§ **What you are asked to do**
Work through the data below and give the number of lines holding "this", nothing more.

§ **Recorded data**
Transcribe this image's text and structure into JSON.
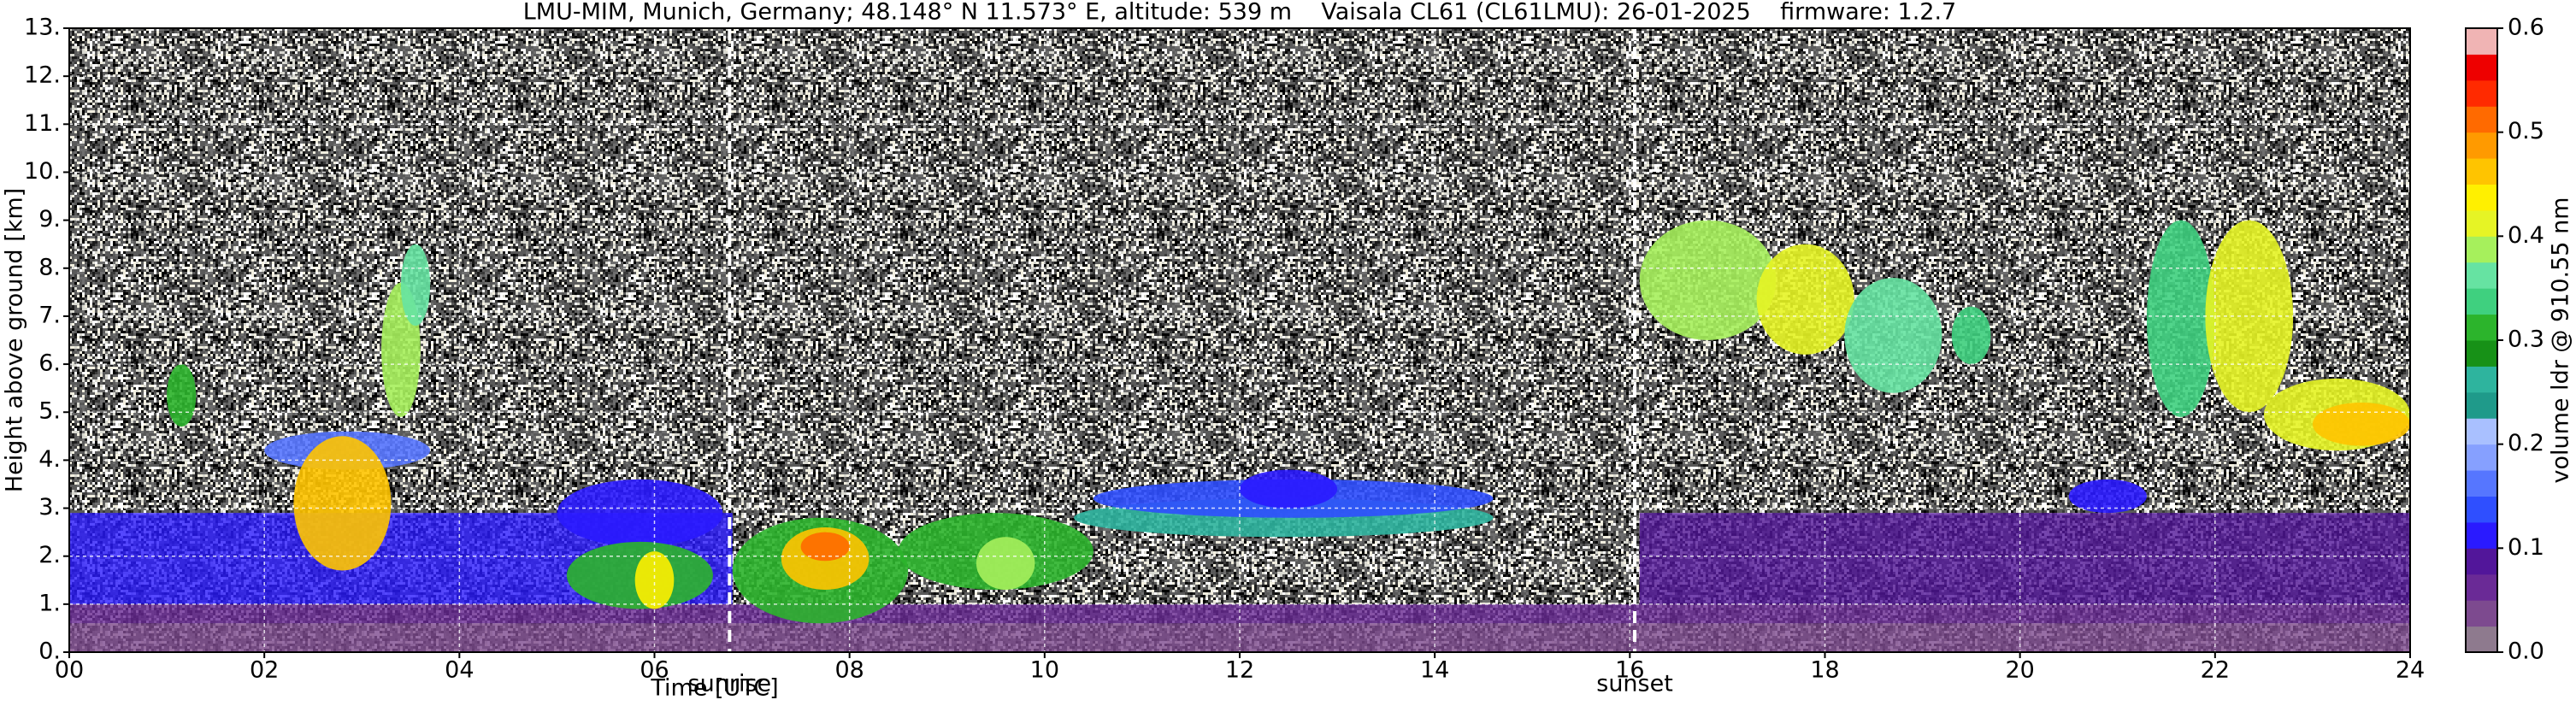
{
  "chart_data": {
    "type": "heatmap",
    "title": "LMU-MIM, Munich, Germany; 48.148° N 11.573° E, altitude: 539 m    Vaisala CL61 (CL61LMU): 26-01-2025    firmware: 1.2.7",
    "x_label": "Time [UTC]",
    "y_label": "Height above ground [km]",
    "colorbar_label": "volume ldr @ 910.55 nm",
    "xlim": [
      0,
      24
    ],
    "xticks": [
      {
        "value": 0,
        "label": "00"
      },
      {
        "value": 2,
        "label": "02"
      },
      {
        "value": 4,
        "label": "04"
      },
      {
        "value": 6,
        "label": "06"
      },
      {
        "value": 8,
        "label": "08"
      },
      10,
      12,
      14,
      16,
      18,
      20,
      22,
      24
    ],
    "ylim": [
      0,
      13
    ],
    "yticks": [
      {
        "value": 0,
        "label": "0."
      },
      {
        "value": 1,
        "label": "1."
      },
      {
        "value": 2,
        "label": "2."
      },
      {
        "value": 3,
        "label": "3."
      },
      {
        "value": 4,
        "label": "4."
      },
      {
        "value": 5,
        "label": "5."
      },
      {
        "value": 6,
        "label": "6."
      },
      {
        "value": 7,
        "label": "7."
      },
      {
        "value": 8,
        "label": "8."
      },
      {
        "value": 9,
        "label": "9."
      },
      {
        "value": 10,
        "label": "10."
      },
      {
        "value": 11,
        "label": "11."
      },
      {
        "value": 12,
        "label": "12."
      },
      {
        "value": 13,
        "label": "13."
      }
    ],
    "clim": [
      0,
      0.6
    ],
    "cticks": [
      {
        "value": 0,
        "label": "0.0"
      },
      0.1,
      0.2,
      0.3,
      0.4,
      0.5,
      0.6
    ],
    "colormap": [
      "#8e7a8e",
      "#7d4a8f",
      "#6a2a96",
      "#52169a",
      "#2a1aff",
      "#2f4fff",
      "#5676ff",
      "#86a0ff",
      "#a9c0ff",
      "#1f9a8a",
      "#2eb49e",
      "#179117",
      "#2cb42c",
      "#3fd07f",
      "#66e3a2",
      "#a6f05c",
      "#e6f425",
      "#fff000",
      "#ffc400",
      "#ff9a00",
      "#ff6a00",
      "#ff2a00",
      "#ee0000",
      "#f0b4b4"
    ],
    "colormap_top": "#f5e4e4",
    "grid": true,
    "markers": [
      {
        "label": "sunrise",
        "x": 6.77
      },
      {
        "label": "sunset",
        "x": 16.05
      }
    ],
    "regions": [
      {
        "x": [
          0,
          24
        ],
        "y": [
          0,
          0.6
        ],
        "value": 0.04
      },
      {
        "x": [
          0,
          24
        ],
        "y": [
          0.6,
          1.0
        ],
        "value": 0.07
      },
      {
        "x": [
          0,
          6.8
        ],
        "y": [
          1.0,
          2.9
        ],
        "value": 0.12
      },
      {
        "x": [
          16.1,
          24
        ],
        "y": [
          1.0,
          2.9
        ],
        "value": 0.09
      },
      {
        "x": [
          1.0,
          1.3
        ],
        "y": [
          4.7,
          6.0
        ],
        "value": 0.3
      },
      {
        "x": [
          2.0,
          3.7
        ],
        "y": [
          3.8,
          4.6
        ],
        "value": 0.15
      },
      {
        "x": [
          2.3,
          3.3
        ],
        "y": [
          1.7,
          4.5
        ],
        "value": 0.45
      },
      {
        "x": [
          3.2,
          3.6
        ],
        "y": [
          4.9,
          7.7
        ],
        "value": 0.38
      },
      {
        "x": [
          3.4,
          3.7
        ],
        "y": [
          6.8,
          8.5
        ],
        "value": 0.35
      },
      {
        "x": [
          5.0,
          6.7
        ],
        "y": [
          2.2,
          3.6
        ],
        "value": 0.12
      },
      {
        "x": [
          5.1,
          6.6
        ],
        "y": [
          0.9,
          2.3
        ],
        "value": 0.3
      },
      {
        "x": [
          5.8,
          6.2
        ],
        "y": [
          0.9,
          2.1
        ],
        "value": 0.44
      },
      {
        "x": [
          6.8,
          8.6
        ],
        "y": [
          0.6,
          2.8
        ],
        "value": 0.3
      },
      {
        "x": [
          7.3,
          8.2
        ],
        "y": [
          1.3,
          2.6
        ],
        "value": 0.46
      },
      {
        "x": [
          7.5,
          8.0
        ],
        "y": [
          1.9,
          2.5
        ],
        "value": 0.52
      },
      {
        "x": [
          8.5,
          10.5
        ],
        "y": [
          1.3,
          2.9
        ],
        "value": 0.3
      },
      {
        "x": [
          9.3,
          9.9
        ],
        "y": [
          1.3,
          2.4
        ],
        "value": 0.38
      },
      {
        "x": [
          10.3,
          14.6
        ],
        "y": [
          2.4,
          3.2
        ],
        "value": 0.27
      },
      {
        "x": [
          10.5,
          14.6
        ],
        "y": [
          2.8,
          3.6
        ],
        "value": 0.13
      },
      {
        "x": [
          12.0,
          13.0
        ],
        "y": [
          3.0,
          3.8
        ],
        "value": 0.12
      },
      {
        "x": [
          16.1,
          17.5
        ],
        "y": [
          6.5,
          9.0
        ],
        "value": 0.38
      },
      {
        "x": [
          17.3,
          18.3
        ],
        "y": [
          6.2,
          8.5
        ],
        "value": 0.4
      },
      {
        "x": [
          18.2,
          19.2
        ],
        "y": [
          5.4,
          7.8
        ],
        "value": 0.36
      },
      {
        "x": [
          19.3,
          19.7
        ],
        "y": [
          6.0,
          7.2
        ],
        "value": 0.33
      },
      {
        "x": [
          20.5,
          21.3
        ],
        "y": [
          2.9,
          3.6
        ],
        "value": 0.12
      },
      {
        "x": [
          21.3,
          22.0
        ],
        "y": [
          4.9,
          9.0
        ],
        "value": 0.33
      },
      {
        "x": [
          21.9,
          22.8
        ],
        "y": [
          5.0,
          9.0
        ],
        "value": 0.42
      },
      {
        "x": [
          22.5,
          24
        ],
        "y": [
          4.2,
          5.7
        ],
        "value": 0.42
      },
      {
        "x": [
          23.0,
          24
        ],
        "y": [
          4.3,
          5.2
        ],
        "value": 0.45
      }
    ]
  }
}
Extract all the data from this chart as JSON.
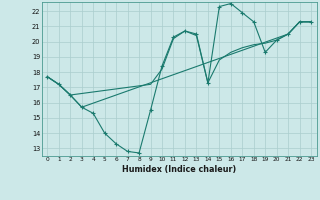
{
  "xlabel": "Humidex (Indice chaleur)",
  "bg_color": "#cce8e8",
  "line_color": "#1a7a6e",
  "grid_color": "#aacece",
  "xlim": [
    -0.5,
    23.5
  ],
  "ylim": [
    12.5,
    22.6
  ],
  "xticks": [
    0,
    1,
    2,
    3,
    4,
    5,
    6,
    7,
    8,
    9,
    10,
    11,
    12,
    13,
    14,
    15,
    16,
    17,
    18,
    19,
    20,
    21,
    22,
    23
  ],
  "yticks": [
    13,
    14,
    15,
    16,
    17,
    18,
    19,
    20,
    21,
    22
  ],
  "line1_x": [
    0,
    1,
    2,
    3,
    4,
    5,
    6,
    7,
    8,
    9,
    10,
    11,
    12,
    13,
    14,
    15,
    16,
    17,
    18,
    19,
    20,
    21,
    22,
    23
  ],
  "line1_y": [
    17.7,
    17.2,
    16.5,
    15.7,
    15.3,
    14.0,
    13.3,
    12.8,
    12.7,
    15.5,
    18.4,
    20.3,
    20.7,
    20.5,
    17.3,
    22.3,
    22.5,
    21.9,
    21.3,
    19.3,
    20.1,
    20.5,
    21.3,
    21.3
  ],
  "line2_x": [
    0,
    1,
    2,
    9,
    10,
    11,
    12,
    13,
    14,
    15,
    16,
    17,
    18,
    19,
    20,
    21,
    22,
    23
  ],
  "line2_y": [
    17.7,
    17.2,
    16.5,
    17.2,
    18.2,
    20.2,
    20.7,
    20.4,
    17.3,
    18.8,
    19.3,
    19.6,
    19.8,
    19.9,
    20.1,
    20.5,
    21.3,
    21.3
  ],
  "line3_x": [
    0,
    1,
    2,
    3,
    21,
    22,
    23
  ],
  "line3_y": [
    17.7,
    17.2,
    16.5,
    15.7,
    20.5,
    21.3,
    21.3
  ]
}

§ **Response to the task**
2